## begin Record list

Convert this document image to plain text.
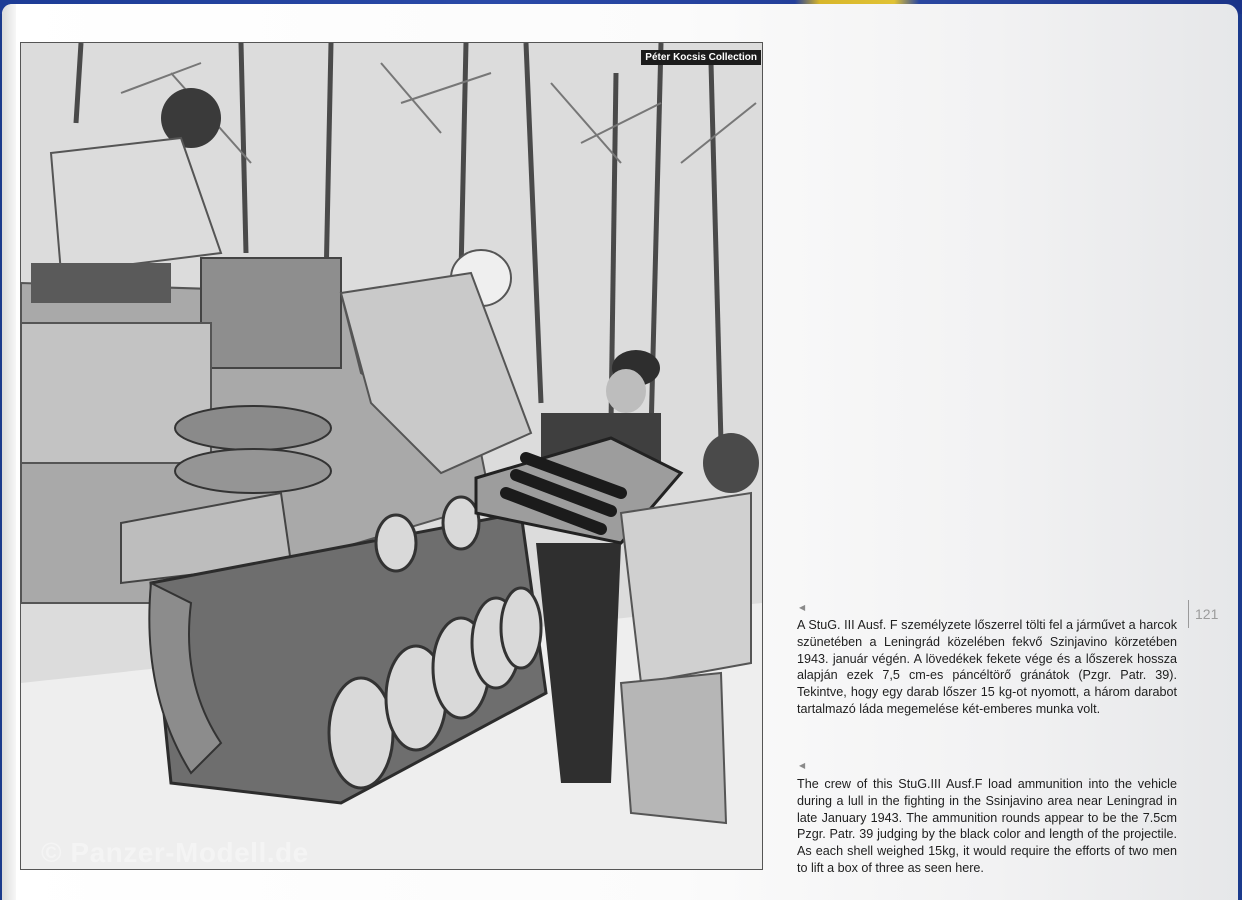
Péter Kocsis Collection
© Panzer-Modell.de
121
◀
A StuG. III Ausf. F személyzete lőszerrel tölti fel a járművet a harcok szünetében a Leningrád közelében fekvő Szinjavino körzetében 1943. január végén. A lövedékek fekete vége és a lőszerek hossza alapján ezek 7,5 cm-es páncéltörő gránátok (Pzgr. Patr. 39). Tekintve, hogy egy darab lőszer 15 kg-ot nyomott, a három darabot tartalmazó láda megemelése két-emberes munka volt.
◀
The crew of this StuG.III Ausf.F load ammunition into the vehicle during a lull in the fighting in the Ssinjavino area near Leningrad in late January 1943. The ammunition rounds appear to be the 7.5cm Pzgr. Patr. 39 judging by the black color and length of the projectile. As each shell weighed 15kg, it would require the efforts of two men to lift a box of three as seen here.
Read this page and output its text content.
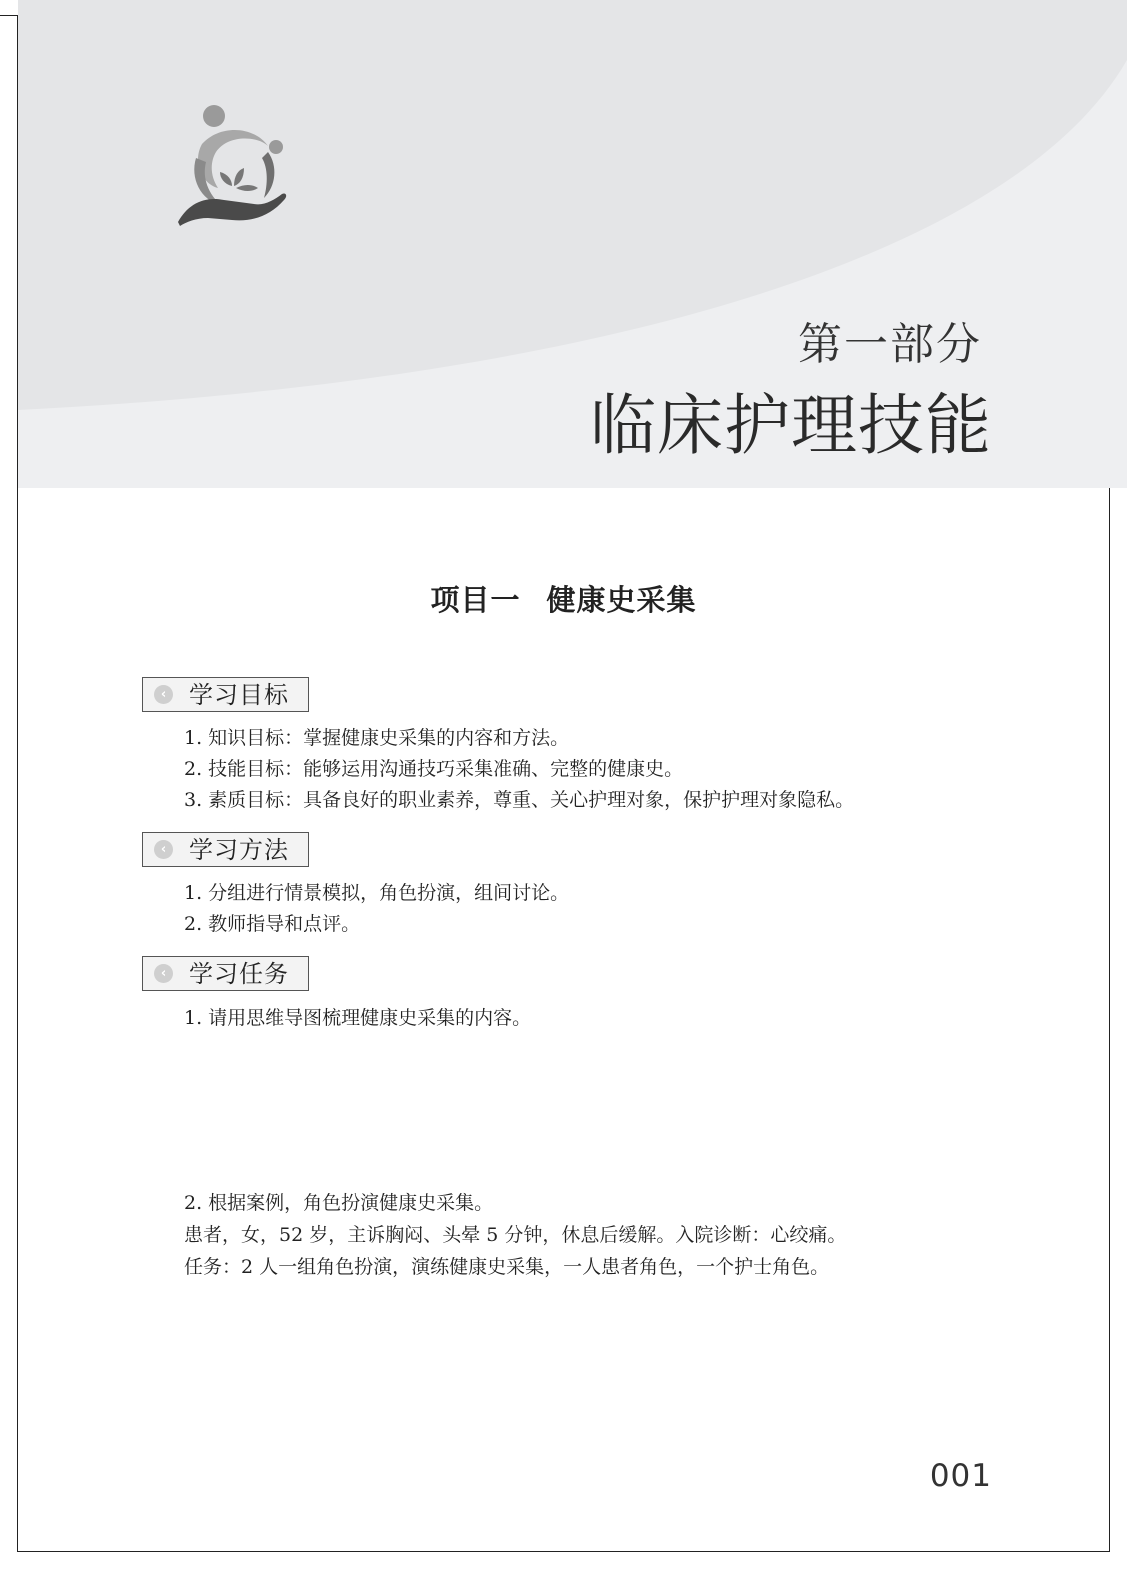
第一部分
临床护理技能
项目一 健康史采集
‹ 学习目标
1. 知识目标：掌握健康史采集的内容和方法。
2. 技能目标：能够运用沟通技巧采集准确、完整的健康史。
3. 素质目标：具备良好的职业素养，尊重、关心护理对象，保护护理对象隐私。
‹ 学习方法
1. 分组进行情景模拟，角色扮演，组间讨论。
2. 教师指导和点评。
‹ 学习任务
1. 请用思维导图梳理健康史采集的内容。
2. 根据案例，角色扮演健康史采集。
患者，女，52 岁，主诉胸闷、头晕 5 分钟，休息后缓解。入院诊断：心绞痛。
任务：2 人一组角色扮演，演练健康史采集，一人患者角色，一个护士角色。
001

## end Record list

What you should do — Set the entries down again exactly. Do not include the images.

Task result —
Convert this document image to plain text.
Péter Kocsis Collection
© Panzer-Modell.de
121
◀
A StuG. III Ausf. F személyzete lőszerrel tölti fel a járművet a harcok szünetében a Leningrád közelében fekvő Szinjavino körzetében 1943. január végén. A lövedékek fekete vége és a lőszerek hossza alapján ezek 7,5 cm-es páncéltörő gránátok (Pzgr. Patr. 39). Tekintve, hogy egy darab lőszer 15 kg-ot nyomott, a három darabot tartalmazó láda megemelése két-emberes munka volt.
◀
The crew of this StuG.III Ausf.F load ammunition into the vehicle during a lull in the fighting in the Ssinjavino area near Leningrad in late January 1943. The ammunition rounds appear to be the 7.5cm Pzgr. Patr. 39 judging by the black color and length of the projectile. As each shell weighed 15kg, it would require the efforts of two men to lift a box of three as seen here.
Read this page and output its text content.
第一部分
临床护理技能
项目一 健康史采集
‹ 学习目标
1. 知识目标：掌握健康史采集的内容和方法。
2. 技能目标：能够运用沟通技巧采集准确、完整的健康史。
3. 素质目标：具备良好的职业素养，尊重、关心护理对象，保护护理对象隐私。
‹ 学习方法
1. 分组进行情景模拟，角色扮演，组间讨论。
2. 教师指导和点评。
‹ 学习任务
1. 请用思维导图梳理健康史采集的内容。
2. 根据案例，角色扮演健康史采集。
患者，女，52 岁，主诉胸闷、头晕 5 分钟，休息后缓解。入院诊断：心绞痛。
任务：2 人一组角色扮演，演练健康史采集，一人患者角色，一个护士角色。
001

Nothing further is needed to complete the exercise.